_Supplied text_
╔══

The Sumiko fluxbuster is doing the exact same thing as the XLO and other CD demagnetizing tracks, only difference being the fluxbuster does this at millivolt level to avoid damaging the hair thin MC coils. Its all the same thing, and you can accomplish exactly the same thing by doing just like I said, playing the CD with variable output turned way down low. Zero difference. Save yourself a pile of money.
I’m curious whether anyone here has been using the devices that
deliberately expose the audio signal to a powerful magnetic field;
Yes, and you must have missed it lewm because its exactly what I said in my post above:
The other method I use regularly is the Radio Shack Bulk Tape Eraser.
Essentially just a really big powerful demagnetizer. Same as
demagnetizing tape heads, you bring it close then take it slowly away.
Use this on all the cables right up to the tone arm.
Another one:
I do not believe that
copper or silver wires become magnetized, but coils (as found in
cartridges and transformers, etc) do, to a tiny degree. I could be wrong
and would be happy to be corrected.

╚══

_Information provided_
╔══

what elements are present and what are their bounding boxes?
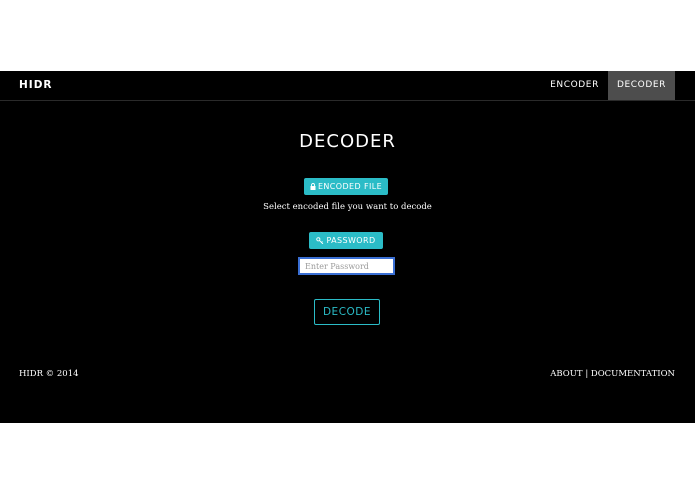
- password-label: PASSWORD: [326, 236, 376, 245]
- key-icon: [316, 232, 324, 249]
- footer-links: ABOUT | DOCUMENTATION: [550, 369, 675, 379]
- brand-logo[interactable]: HIDR: [19, 71, 53, 100]
- about-link[interactable]: ABOUT: [550, 369, 582, 379]
- footer-copyright: HIDR © 2014: [19, 369, 79, 379]
- nav-link-decoder[interactable]: DECODER: [607, 71, 675, 100]
- page-title: DECODER: [299, 131, 396, 152]
- nav-link-encoder[interactable]: ENCODER: [541, 71, 608, 100]
- app-window: HIDR ENCODER DECODER DECODER ENCODED FIL…: [0, 71, 695, 423]
- encoded-file-label: ENCODED FILE: [317, 182, 383, 191]
- password-input[interactable]: [298, 257, 395, 275]
- navbar: HIDR ENCODER DECODER: [0, 71, 695, 101]
- footer-separator: |: [585, 369, 589, 379]
- password-button[interactable]: PASSWORD: [309, 232, 383, 249]
- decode-button[interactable]: DECODE: [314, 299, 380, 325]
- lock-icon: [310, 178, 316, 195]
- nav-links: ENCODER DECODER: [541, 71, 675, 100]
- encoded-file-button[interactable]: ENCODED FILE: [304, 178, 388, 195]
- documentation-link[interactable]: DOCUMENTATION: [591, 369, 675, 379]
- page: HIDR ENCODER DECODER DECODER ENCODED FIL…: [0, 0, 695, 494]
- file-hint: Select encoded file you want to decode: [263, 202, 432, 212]
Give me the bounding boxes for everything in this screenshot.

╚══

_Given task_
Carry on the forum discussion about demagnetizing audio cables and cartridges, starting right after its final sentence.

_Response for this exercise_
Pure copper and silver are not magnetic and do not become magnetized. Nothing however is absolutely pure. Any metallic impurities in the wire can become magnetized, and that is what we are targeting. There also seems to be something else going on. There is for example nothing to magnetize or demagnetize in a CD or LP, yet running a demagnetizer over them just before playing does indeed make a difference. No idea why. Just does.
The magnetic fields guide the electrons through the conductor in a more
efficient manner than with standard electrical conduction, creating
less distortion and interference. This new magnetic type of conduction
yada yada blah blah blah
There's nothing new about it. Synergistic Research Active Shielding wasn't new either. Don't know the whole history but apparently the idea was around a very long time before Ted got around to using it.
For some reason or other electricity is mysterious.
Electrons carry a charge and its this charge that is the signal not the physical electrons. The charge is an electromagnetic field. Its called electromagnetic because you can't have one without the other. Run a current through a wire and it generates a magnetic field around the wire. Run a wire through a magnetic field and it generates a current in the wire. Always. Everywhere. Step up transformers, step down transformers, electric motors, electric generators, MC and MM cartridges, starter solenoid on your car, junkyard electromagnet that erases laptops on Breaking Bad. We talk like these are all different things when they are all just the same.
I can see Krissy nodding her head, "So eloquent" she is thinking.
I wish. If only. ;)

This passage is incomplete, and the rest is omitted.